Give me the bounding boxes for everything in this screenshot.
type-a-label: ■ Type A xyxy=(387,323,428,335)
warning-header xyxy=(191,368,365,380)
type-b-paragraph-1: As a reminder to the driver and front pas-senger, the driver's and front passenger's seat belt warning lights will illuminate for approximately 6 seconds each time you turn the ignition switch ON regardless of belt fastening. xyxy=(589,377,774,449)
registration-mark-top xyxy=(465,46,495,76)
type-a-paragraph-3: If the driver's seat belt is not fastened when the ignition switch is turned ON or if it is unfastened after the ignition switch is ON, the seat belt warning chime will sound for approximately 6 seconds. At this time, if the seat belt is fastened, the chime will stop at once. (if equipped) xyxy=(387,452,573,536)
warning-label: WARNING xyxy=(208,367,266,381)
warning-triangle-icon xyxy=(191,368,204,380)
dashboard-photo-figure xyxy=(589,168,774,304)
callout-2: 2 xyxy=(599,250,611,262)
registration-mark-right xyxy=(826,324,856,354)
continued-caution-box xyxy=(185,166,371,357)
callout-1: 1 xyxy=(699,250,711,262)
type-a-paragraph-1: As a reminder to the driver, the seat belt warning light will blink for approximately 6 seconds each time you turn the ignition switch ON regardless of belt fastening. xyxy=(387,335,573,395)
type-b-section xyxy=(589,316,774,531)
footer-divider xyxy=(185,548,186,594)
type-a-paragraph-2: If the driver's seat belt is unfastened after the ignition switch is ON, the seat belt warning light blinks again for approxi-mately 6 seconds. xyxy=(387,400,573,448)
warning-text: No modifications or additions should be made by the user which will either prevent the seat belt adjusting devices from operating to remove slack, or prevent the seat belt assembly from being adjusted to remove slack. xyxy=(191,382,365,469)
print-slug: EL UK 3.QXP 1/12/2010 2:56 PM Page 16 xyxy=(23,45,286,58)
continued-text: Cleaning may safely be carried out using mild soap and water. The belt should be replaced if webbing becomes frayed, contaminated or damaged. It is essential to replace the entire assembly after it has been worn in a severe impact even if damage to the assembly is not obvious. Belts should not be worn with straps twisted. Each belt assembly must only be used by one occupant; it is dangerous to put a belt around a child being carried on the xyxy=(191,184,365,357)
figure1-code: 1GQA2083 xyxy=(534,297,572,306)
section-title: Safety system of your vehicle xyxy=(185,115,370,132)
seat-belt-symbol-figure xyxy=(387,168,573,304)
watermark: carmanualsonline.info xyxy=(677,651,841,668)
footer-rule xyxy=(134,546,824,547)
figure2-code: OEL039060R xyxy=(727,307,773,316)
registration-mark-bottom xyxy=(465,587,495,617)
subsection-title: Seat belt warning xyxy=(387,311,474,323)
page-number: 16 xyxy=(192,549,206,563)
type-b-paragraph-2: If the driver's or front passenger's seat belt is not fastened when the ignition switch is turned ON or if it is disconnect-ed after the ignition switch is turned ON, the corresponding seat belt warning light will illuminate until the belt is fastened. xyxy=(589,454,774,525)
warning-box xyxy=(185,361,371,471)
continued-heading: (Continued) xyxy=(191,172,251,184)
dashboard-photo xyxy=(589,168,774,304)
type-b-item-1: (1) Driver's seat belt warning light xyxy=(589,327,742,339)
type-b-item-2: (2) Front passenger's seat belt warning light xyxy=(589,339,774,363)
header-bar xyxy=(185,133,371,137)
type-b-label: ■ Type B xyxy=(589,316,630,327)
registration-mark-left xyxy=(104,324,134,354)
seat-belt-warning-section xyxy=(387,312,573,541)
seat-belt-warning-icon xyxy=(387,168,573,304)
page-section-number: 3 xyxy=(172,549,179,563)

Written instruction:
Rewrite the data from its start up to and including the line with "warning-header xyxy=(191,368,365,380)", changing "bounding boxes" to "coordinates" and leaving everything else as it is.

Result of the task:
Give me the coordinates for everything in this screenshot.
type-a-label: ■ Type A xyxy=(387,323,428,335)
warning-header xyxy=(191,368,365,380)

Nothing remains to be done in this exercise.